Task requirements
Substitute "brightness-handle" for "brightness-thumb" in the records from the line with "toggle-bluetooth[interactable]: 蓝牙 bbox=[358, 256, 518, 345]" to the line with "bell-icon bbox=[410, 127, 466, 183]", and reproduce only those lines with nothing else altered.

Data in this exercise
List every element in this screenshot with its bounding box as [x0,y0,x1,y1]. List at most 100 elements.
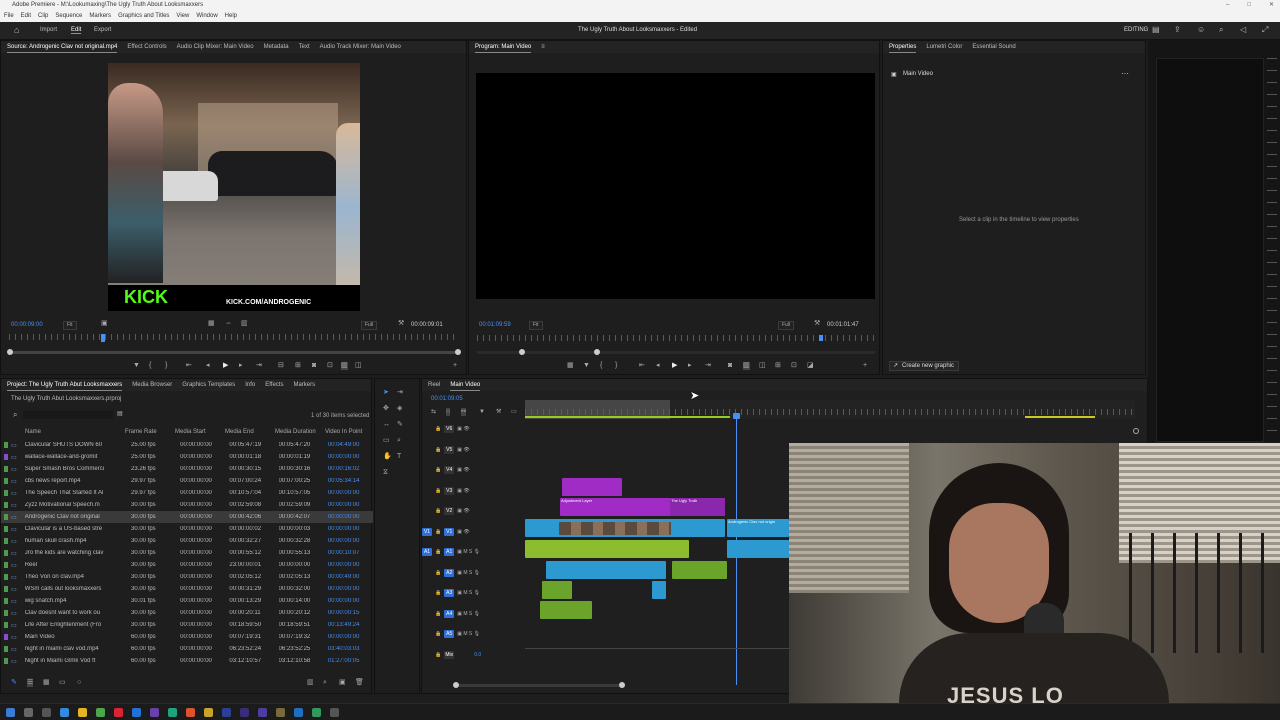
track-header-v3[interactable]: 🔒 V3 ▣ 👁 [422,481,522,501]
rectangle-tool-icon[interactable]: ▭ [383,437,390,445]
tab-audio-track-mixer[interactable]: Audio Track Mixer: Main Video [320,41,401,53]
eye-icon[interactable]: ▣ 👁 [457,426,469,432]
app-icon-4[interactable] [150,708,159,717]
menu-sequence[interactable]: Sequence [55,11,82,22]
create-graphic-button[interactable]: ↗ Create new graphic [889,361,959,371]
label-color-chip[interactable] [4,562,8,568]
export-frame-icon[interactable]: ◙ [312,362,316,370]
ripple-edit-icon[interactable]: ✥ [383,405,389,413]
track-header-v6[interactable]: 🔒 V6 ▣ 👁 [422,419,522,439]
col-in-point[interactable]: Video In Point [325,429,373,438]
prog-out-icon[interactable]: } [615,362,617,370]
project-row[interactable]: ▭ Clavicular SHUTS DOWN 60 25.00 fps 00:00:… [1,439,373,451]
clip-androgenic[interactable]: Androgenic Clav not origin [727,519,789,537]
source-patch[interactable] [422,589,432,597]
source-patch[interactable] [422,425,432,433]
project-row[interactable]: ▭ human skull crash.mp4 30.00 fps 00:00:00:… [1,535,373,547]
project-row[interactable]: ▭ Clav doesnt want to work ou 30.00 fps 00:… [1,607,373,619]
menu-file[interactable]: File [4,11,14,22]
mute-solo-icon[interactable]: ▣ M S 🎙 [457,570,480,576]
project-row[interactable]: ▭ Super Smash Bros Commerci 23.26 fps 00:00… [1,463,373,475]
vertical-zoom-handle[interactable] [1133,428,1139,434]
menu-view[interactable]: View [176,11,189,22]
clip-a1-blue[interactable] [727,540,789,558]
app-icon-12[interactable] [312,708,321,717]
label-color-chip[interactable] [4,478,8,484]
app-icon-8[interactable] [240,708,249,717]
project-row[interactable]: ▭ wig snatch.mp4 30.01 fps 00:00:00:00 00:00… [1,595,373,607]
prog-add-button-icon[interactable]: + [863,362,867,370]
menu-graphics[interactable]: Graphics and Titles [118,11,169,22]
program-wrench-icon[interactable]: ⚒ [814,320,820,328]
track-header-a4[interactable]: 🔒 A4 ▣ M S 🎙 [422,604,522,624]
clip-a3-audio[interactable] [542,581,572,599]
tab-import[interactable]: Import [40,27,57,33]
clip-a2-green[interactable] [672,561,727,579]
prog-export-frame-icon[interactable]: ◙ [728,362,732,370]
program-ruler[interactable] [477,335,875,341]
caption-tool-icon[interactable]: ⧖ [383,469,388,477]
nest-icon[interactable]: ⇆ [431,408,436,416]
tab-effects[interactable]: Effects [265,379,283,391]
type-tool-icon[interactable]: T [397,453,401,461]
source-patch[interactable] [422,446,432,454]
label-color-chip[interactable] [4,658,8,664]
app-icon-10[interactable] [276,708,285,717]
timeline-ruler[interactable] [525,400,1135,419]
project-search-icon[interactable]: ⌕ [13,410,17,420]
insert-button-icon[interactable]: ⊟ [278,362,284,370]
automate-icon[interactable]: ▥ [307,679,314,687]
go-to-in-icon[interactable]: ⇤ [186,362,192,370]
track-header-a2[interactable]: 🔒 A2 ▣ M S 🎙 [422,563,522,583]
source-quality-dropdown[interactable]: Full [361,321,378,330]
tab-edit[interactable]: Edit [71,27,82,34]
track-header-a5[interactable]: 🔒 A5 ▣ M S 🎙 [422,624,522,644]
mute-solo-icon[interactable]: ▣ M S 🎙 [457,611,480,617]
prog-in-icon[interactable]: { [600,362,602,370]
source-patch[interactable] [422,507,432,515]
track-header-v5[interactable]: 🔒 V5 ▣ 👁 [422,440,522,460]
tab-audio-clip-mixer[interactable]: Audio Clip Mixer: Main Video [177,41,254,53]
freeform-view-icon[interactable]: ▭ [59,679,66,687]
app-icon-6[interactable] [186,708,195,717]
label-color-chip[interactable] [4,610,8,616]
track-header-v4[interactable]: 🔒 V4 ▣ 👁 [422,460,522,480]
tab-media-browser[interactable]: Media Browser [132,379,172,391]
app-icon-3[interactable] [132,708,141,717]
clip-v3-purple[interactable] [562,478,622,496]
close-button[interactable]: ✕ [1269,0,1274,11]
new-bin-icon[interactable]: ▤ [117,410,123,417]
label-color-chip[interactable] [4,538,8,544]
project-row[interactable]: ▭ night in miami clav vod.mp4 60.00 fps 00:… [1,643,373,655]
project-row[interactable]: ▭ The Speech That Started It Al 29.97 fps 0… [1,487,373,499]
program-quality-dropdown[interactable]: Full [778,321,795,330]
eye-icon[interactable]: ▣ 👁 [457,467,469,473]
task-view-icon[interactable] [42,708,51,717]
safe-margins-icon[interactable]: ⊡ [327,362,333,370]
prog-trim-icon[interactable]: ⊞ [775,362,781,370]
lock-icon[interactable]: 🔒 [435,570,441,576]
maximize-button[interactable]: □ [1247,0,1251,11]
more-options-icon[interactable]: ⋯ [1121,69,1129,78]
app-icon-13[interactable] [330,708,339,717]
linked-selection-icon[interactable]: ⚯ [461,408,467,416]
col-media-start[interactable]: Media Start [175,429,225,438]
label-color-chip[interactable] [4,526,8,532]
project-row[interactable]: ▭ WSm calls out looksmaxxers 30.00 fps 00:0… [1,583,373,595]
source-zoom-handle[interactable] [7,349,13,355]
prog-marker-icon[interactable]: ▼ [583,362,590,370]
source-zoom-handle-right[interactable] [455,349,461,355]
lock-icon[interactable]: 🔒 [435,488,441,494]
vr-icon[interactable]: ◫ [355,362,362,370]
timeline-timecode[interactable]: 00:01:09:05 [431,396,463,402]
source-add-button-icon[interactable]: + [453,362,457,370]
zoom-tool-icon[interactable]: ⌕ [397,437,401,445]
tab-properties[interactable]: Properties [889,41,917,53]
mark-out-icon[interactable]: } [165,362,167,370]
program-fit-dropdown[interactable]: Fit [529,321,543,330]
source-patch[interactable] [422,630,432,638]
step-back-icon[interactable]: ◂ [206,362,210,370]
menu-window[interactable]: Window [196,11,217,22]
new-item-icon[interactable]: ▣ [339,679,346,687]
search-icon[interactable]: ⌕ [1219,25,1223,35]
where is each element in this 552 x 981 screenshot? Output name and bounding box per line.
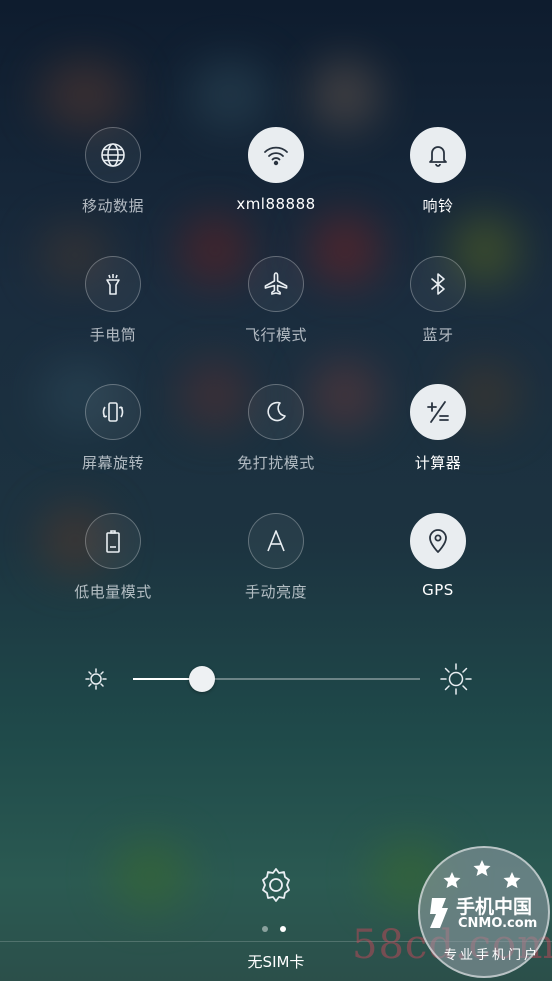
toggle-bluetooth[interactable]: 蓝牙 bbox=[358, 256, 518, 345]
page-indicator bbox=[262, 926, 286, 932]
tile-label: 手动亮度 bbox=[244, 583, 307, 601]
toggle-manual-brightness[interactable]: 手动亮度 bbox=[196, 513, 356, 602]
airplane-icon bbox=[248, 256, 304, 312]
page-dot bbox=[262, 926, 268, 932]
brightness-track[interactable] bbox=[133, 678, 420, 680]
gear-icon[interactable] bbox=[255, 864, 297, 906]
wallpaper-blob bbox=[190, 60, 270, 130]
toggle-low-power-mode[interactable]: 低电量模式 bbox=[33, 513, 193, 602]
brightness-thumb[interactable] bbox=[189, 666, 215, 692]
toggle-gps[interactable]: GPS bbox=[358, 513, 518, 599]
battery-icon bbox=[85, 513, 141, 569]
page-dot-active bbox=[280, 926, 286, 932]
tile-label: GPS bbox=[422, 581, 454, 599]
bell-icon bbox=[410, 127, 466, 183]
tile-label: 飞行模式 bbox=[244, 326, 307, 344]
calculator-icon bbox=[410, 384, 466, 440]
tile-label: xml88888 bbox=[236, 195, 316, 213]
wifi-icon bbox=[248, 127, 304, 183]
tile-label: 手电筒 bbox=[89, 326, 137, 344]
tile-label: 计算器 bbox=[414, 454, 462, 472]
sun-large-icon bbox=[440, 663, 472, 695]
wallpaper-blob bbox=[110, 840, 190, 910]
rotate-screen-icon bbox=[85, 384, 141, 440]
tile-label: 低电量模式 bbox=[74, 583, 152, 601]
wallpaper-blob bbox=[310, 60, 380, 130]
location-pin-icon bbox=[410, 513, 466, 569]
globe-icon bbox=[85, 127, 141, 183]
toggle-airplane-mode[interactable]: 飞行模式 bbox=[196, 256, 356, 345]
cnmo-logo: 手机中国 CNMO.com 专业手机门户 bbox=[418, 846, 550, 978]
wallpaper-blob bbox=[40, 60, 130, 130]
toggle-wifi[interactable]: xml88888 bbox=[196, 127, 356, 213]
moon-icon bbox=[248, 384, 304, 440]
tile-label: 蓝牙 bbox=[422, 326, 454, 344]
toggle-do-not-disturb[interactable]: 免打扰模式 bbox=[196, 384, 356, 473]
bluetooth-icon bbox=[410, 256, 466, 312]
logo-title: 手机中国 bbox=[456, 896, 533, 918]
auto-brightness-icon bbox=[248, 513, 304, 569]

Task response
toggle-bluetooth[interactable]: 蓝牙 bbox=[358, 256, 518, 345]
page-indicator bbox=[262, 926, 286, 932]
tile-label: 手动亮度 bbox=[244, 583, 307, 601]
toggle-manual-brightness[interactable]: 手动亮度 bbox=[196, 513, 356, 602]
airplane-icon bbox=[248, 256, 304, 312]
page-dot bbox=[262, 926, 268, 932]
brightness-track[interactable] bbox=[133, 678, 420, 680]
gear-icon[interactable] bbox=[255, 864, 297, 906]
wallpaper-blob bbox=[190, 60, 270, 130]
toggle-low-power-mode[interactable]: 低电量模式 bbox=[33, 513, 193, 602]
brightness-handle[interactable] bbox=[189, 666, 215, 692]
toggle-gps[interactable]: GPS bbox=[358, 513, 518, 599]
battery-icon bbox=[85, 513, 141, 569]
page-dot-active bbox=[280, 926, 286, 932]
tile-label: GPS bbox=[422, 581, 454, 599]
bell-icon bbox=[410, 127, 466, 183]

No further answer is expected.